### PROMPT
Your task is to copy each line that has the word "JSON".

### RECORDS FOR THE EXERCISE
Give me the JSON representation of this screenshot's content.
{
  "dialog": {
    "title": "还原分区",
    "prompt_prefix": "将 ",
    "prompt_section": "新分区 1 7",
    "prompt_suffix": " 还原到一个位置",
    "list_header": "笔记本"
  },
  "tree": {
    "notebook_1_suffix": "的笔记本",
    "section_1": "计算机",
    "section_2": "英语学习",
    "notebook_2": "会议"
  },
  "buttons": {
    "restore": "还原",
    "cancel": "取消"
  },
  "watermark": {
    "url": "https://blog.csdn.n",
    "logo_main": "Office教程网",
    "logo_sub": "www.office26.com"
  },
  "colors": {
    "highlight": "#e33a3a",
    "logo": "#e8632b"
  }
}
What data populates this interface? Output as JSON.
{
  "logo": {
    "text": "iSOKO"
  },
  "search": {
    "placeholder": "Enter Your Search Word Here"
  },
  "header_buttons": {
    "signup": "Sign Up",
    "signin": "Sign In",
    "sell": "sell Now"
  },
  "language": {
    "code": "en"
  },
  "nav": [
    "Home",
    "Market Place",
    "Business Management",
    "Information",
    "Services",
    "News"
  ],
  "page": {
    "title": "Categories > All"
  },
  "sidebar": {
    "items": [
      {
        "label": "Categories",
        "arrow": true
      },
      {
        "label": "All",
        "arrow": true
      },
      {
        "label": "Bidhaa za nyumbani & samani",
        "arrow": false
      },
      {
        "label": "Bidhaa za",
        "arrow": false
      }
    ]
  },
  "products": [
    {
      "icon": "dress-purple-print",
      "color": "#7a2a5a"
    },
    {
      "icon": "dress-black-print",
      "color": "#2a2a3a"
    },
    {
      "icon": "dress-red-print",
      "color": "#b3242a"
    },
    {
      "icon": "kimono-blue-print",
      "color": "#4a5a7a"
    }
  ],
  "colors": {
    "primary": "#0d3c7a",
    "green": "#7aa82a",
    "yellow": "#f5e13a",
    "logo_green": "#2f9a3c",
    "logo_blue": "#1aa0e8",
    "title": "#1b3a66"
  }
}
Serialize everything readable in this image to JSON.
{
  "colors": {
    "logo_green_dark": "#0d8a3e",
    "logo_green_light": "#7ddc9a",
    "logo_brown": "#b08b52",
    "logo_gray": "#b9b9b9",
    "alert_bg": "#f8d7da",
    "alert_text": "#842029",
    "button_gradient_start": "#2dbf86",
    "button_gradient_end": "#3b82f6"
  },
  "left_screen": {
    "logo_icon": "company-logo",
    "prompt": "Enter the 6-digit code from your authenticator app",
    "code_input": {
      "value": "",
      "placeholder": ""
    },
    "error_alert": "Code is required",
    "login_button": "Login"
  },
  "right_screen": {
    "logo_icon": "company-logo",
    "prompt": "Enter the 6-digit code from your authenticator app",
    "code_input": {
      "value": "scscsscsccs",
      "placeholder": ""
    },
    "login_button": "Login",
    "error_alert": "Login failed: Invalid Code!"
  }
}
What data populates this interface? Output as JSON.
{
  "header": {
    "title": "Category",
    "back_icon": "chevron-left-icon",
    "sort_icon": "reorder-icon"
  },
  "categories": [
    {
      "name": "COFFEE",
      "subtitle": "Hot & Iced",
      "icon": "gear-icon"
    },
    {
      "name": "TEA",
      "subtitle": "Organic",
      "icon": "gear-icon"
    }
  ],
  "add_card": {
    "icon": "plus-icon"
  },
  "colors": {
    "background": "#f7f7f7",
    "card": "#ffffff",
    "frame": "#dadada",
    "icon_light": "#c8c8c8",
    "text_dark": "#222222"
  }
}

### OUTPUT BELOW
Give me the JSON representation of this screenshot's content.
What data populates this interface? Output as JSON.
Serialize everything readable in this image to JSON.
What data populates this interface? Output as JSON.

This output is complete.